Instructions to follow:
Drop every picture, then transcribe the remaining data exactly.

Supplied material:

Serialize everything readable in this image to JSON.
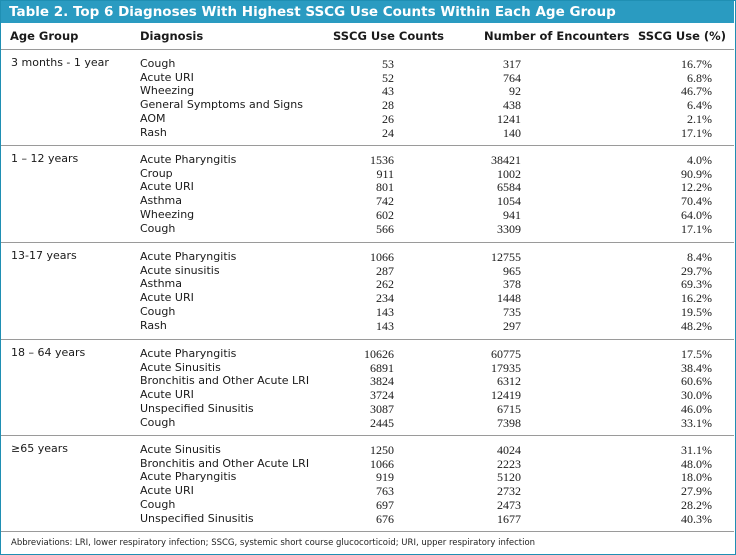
{
  "title": "Table 2. Top 6 Diagnoses With Highest SSCG Use Counts Within Each Age Group",
  "columns": [
    "Age Group",
    "Diagnosis",
    "SSCG Use Counts",
    "Number of Encounters",
    "SSCG Use (%)"
  ],
  "groups": [
    {
      "age": "3 months - 1 year",
      "rows": [
        {
          "diagnosis": "Cough",
          "count": "53",
          "encounters": "317",
          "pct": "16.7%"
        },
        {
          "diagnosis": "Acute URI",
          "count": "52",
          "encounters": "764",
          "pct": "6.8%"
        },
        {
          "diagnosis": "Wheezing",
          "count": "43",
          "encounters": "92",
          "pct": "46.7%"
        },
        {
          "diagnosis": "General Symptoms and Signs",
          "count": "28",
          "encounters": "438",
          "pct": "6.4%"
        },
        {
          "diagnosis": "AOM",
          "count": "26",
          "encounters": "1241",
          "pct": "2.1%"
        },
        {
          "diagnosis": "Rash",
          "count": "24",
          "encounters": "140",
          "pct": "17.1%"
        }
      ]
    },
    {
      "age": "1 – 12 years",
      "rows": [
        {
          "diagnosis": "Acute Pharyngitis",
          "count": "1536",
          "encounters": "38421",
          "pct": "4.0%"
        },
        {
          "diagnosis": "Croup",
          "count": "911",
          "encounters": "1002",
          "pct": "90.9%"
        },
        {
          "diagnosis": "Acute URI",
          "count": "801",
          "encounters": "6584",
          "pct": "12.2%"
        },
        {
          "diagnosis": "Asthma",
          "count": "742",
          "encounters": "1054",
          "pct": "70.4%"
        },
        {
          "diagnosis": "Wheezing",
          "count": "602",
          "encounters": "941",
          "pct": "64.0%"
        },
        {
          "diagnosis": "Cough",
          "count": "566",
          "encounters": "3309",
          "pct": "17.1%"
        }
      ]
    },
    {
      "age": "13-17 years",
      "rows": [
        {
          "diagnosis": "Acute Pharyngitis",
          "count": "1066",
          "encounters": "12755",
          "pct": "8.4%"
        },
        {
          "diagnosis": "Acute sinusitis",
          "count": "287",
          "encounters": "965",
          "pct": "29.7%"
        },
        {
          "diagnosis": "Asthma",
          "count": "262",
          "encounters": "378",
          "pct": "69.3%"
        },
        {
          "diagnosis": "Acute URI",
          "count": "234",
          "encounters": "1448",
          "pct": "16.2%"
        },
        {
          "diagnosis": "Cough",
          "count": "143",
          "encounters": "735",
          "pct": "19.5%"
        },
        {
          "diagnosis": "Rash",
          "count": "143",
          "encounters": "297",
          "pct": "48.2%"
        }
      ]
    },
    {
      "age": "18 – 64 years",
      "rows": [
        {
          "diagnosis": "Acute Pharyngitis",
          "count": "10626",
          "encounters": "60775",
          "pct": "17.5%"
        },
        {
          "diagnosis": "Acute Sinusitis",
          "count": "6891",
          "encounters": "17935",
          "pct": "38.4%"
        },
        {
          "diagnosis": "Bronchitis and Other Acute LRI",
          "count": "3824",
          "encounters": "6312",
          "pct": "60.6%"
        },
        {
          "diagnosis": "Acute URI",
          "count": "3724",
          "encounters": "12419",
          "pct": "30.0%"
        },
        {
          "diagnosis": "Unspecified Sinusitis",
          "count": "3087",
          "encounters": "6715",
          "pct": "46.0%"
        },
        {
          "diagnosis": "Cough",
          "count": "2445",
          "encounters": "7398",
          "pct": "33.1%"
        }
      ]
    },
    {
      "age": "≥65 years",
      "rows": [
        {
          "diagnosis": "Acute Sinusitis",
          "count": "1250",
          "encounters": "4024",
          "pct": "31.1%"
        },
        {
          "diagnosis": "Bronchitis and Other Acute LRI",
          "count": "1066",
          "encounters": "2223",
          "pct": "48.0%"
        },
        {
          "diagnosis": "Acute Pharyngitis",
          "count": "919",
          "encounters": "5120",
          "pct": "18.0%"
        },
        {
          "diagnosis": "Acute URI",
          "count": "763",
          "encounters": "2732",
          "pct": "27.9%"
        },
        {
          "diagnosis": "Cough",
          "count": "697",
          "encounters": "2473",
          "pct": "28.2%"
        },
        {
          "diagnosis": "Unspecified Sinusitis",
          "count": "676",
          "encounters": "1677",
          "pct": "40.3%"
        }
      ]
    }
  ],
  "footnote": "Abbreviations: LRI, lower respiratory infection; SSCG, systemic short course glucocorticoid; URI, upper respiratory infection"
}
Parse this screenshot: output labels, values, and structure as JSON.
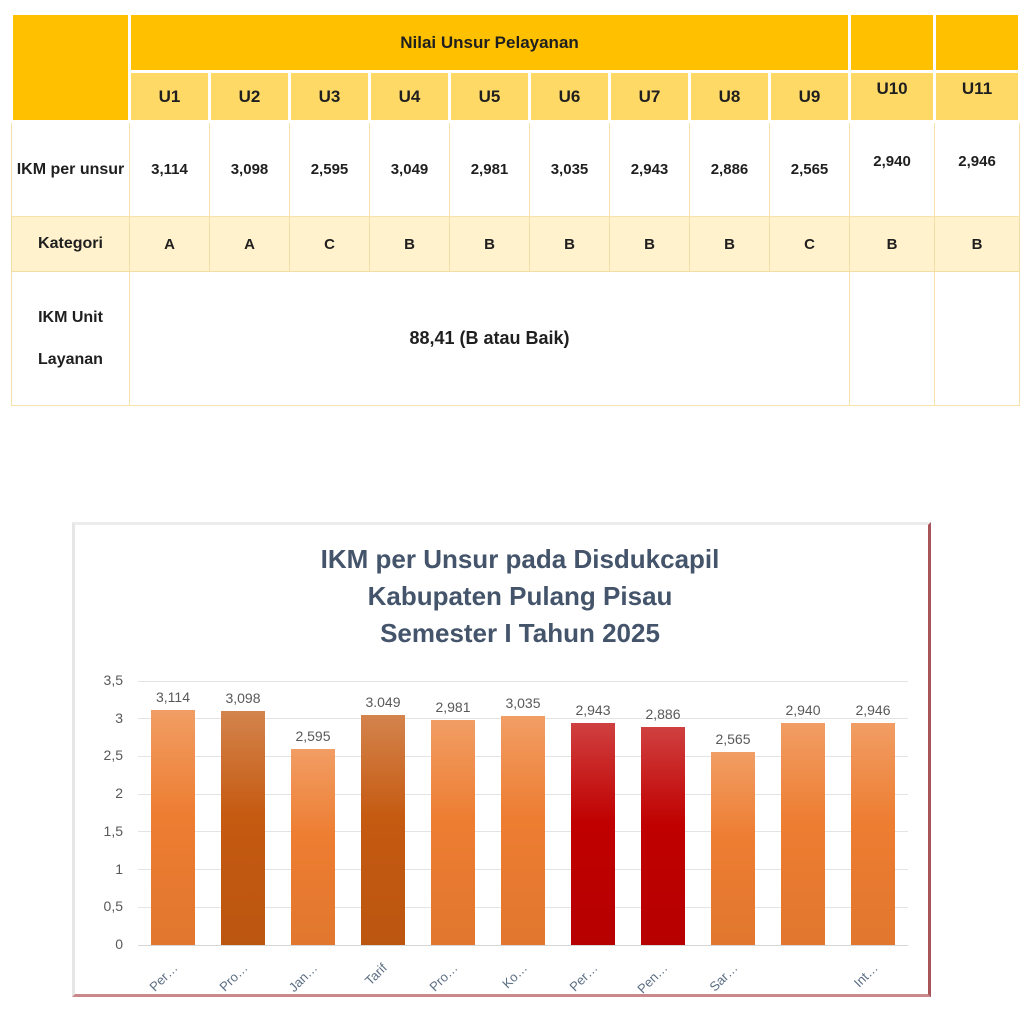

Response to the exercise:
Serialize everything readable in this image to JSON.
{
  "title": "Table 2. Top 6 Diagnoses With Highest SSCG Use Counts Within Each Age Group",
  "columns": [
    "Age Group",
    "Diagnosis",
    "SSCG Use Counts",
    "Number of Encounters",
    "SSCG Use (%)"
  ],
  "groups": [
    {
      "age": "3 months - 1 year",
      "rows": [
        {
          "diagnosis": "Cough",
          "count": "53",
          "encounters": "317",
          "pct": "16.7%"
        },
        {
          "diagnosis": "Acute URI",
          "count": "52",
          "encounters": "764",
          "pct": "6.8%"
        },
        {
          "diagnosis": "Wheezing",
          "count": "43",
          "encounters": "92",
          "pct": "46.7%"
        },
        {
          "diagnosis": "General Symptoms and Signs",
          "count": "28",
          "encounters": "438",
          "pct": "6.4%"
        },
        {
          "diagnosis": "AOM",
          "count": "26",
          "encounters": "1241",
          "pct": "2.1%"
        },
        {
          "diagnosis": "Rash",
          "count": "24",
          "encounters": "140",
          "pct": "17.1%"
        }
      ]
    },
    {
      "age": "1 – 12 years",
      "rows": [
        {
          "diagnosis": "Acute Pharyngitis",
          "count": "1536",
          "encounters": "38421",
          "pct": "4.0%"
        },
        {
          "diagnosis": "Croup",
          "count": "911",
          "encounters": "1002",
          "pct": "90.9%"
        },
        {
          "diagnosis": "Acute URI",
          "count": "801",
          "encounters": "6584",
          "pct": "12.2%"
        },
        {
          "diagnosis": "Asthma",
          "count": "742",
          "encounters": "1054",
          "pct": "70.4%"
        },
        {
          "diagnosis": "Wheezing",
          "count": "602",
          "encounters": "941",
          "pct": "64.0%"
        },
        {
          "diagnosis": "Cough",
          "count": "566",
          "encounters": "3309",
          "pct": "17.1%"
        }
      ]
    },
    {
      "age": "13-17 years",
      "rows": [
        {
          "diagnosis": "Acute Pharyngitis",
          "count": "1066",
          "encounters": "12755",
          "pct": "8.4%"
        },
        {
          "diagnosis": "Acute sinusitis",
          "count": "287",
          "encounters": "965",
          "pct": "29.7%"
        },
        {
          "diagnosis": "Asthma",
          "count": "262",
          "encounters": "378",
          "pct": "69.3%"
        },
        {
          "diagnosis": "Acute URI",
          "count": "234",
          "encounters": "1448",
          "pct": "16.2%"
        },
        {
          "diagnosis": "Cough",
          "count": "143",
          "encounters": "735",
          "pct": "19.5%"
        },
        {
          "diagnosis": "Rash",
          "count": "143",
          "encounters": "297",
          "pct": "48.2%"
        }
      ]
    },
    {
      "age": "18 – 64 years",
      "rows": [
        {
          "diagnosis": "Acute Pharyngitis",
          "count": "10626",
          "encounters": "60775",
          "pct": "17.5%"
        },
        {
          "diagnosis": "Acute Sinusitis",
          "count": "6891",
          "encounters": "17935",
          "pct": "38.4%"
        },
        {
          "diagnosis": "Bronchitis and Other Acute LRI",
          "count": "3824",
          "encounters": "6312",
          "pct": "60.6%"
        },
        {
          "diagnosis": "Acute URI",
          "count": "3724",
          "encounters": "12419",
          "pct": "30.0%"
        },
        {
          "diagnosis": "Unspecified Sinusitis",
          "count": "3087",
          "encounters": "6715",
          "pct": "46.0%"
        },
        {
          "diagnosis": "Cough",
          "count": "2445",
          "encounters": "7398",
          "pct": "33.1%"
        }
      ]
    },
    {
      "age": "≥65 years",
      "rows": [
        {
          "diagnosis": "Acute Sinusitis",
          "count": "1250",
          "encounters": "4024",
          "pct": "31.1%"
        },
        {
          "diagnosis": "Bronchitis and Other Acute LRI",
          "count": "1066",
          "encounters": "2223",
          "pct": "48.0%"
        },
        {
          "diagnosis": "Acute Pharyngitis",
          "count": "919",
          "encounters": "5120",
          "pct": "18.0%"
        },
        {
          "diagnosis": "Acute URI",
          "count": "763",
          "encounters": "2732",
          "pct": "27.9%"
        },
        {
          "diagnosis": "Cough",
          "count": "697",
          "encounters": "2473",
          "pct": "28.2%"
        },
        {
          "diagnosis": "Unspecified Sinusitis",
          "count": "676",
          "encounters": "1677",
          "pct": "40.3%"
        }
      ]
    }
  ],
  "footnote": "Abbreviations: LRI, lower respiratory infection; SSCG, systemic short course glucocorticoid; URI, upper respiratory infection"
}
Parse this screenshot: output labels, values, and structure as JSON.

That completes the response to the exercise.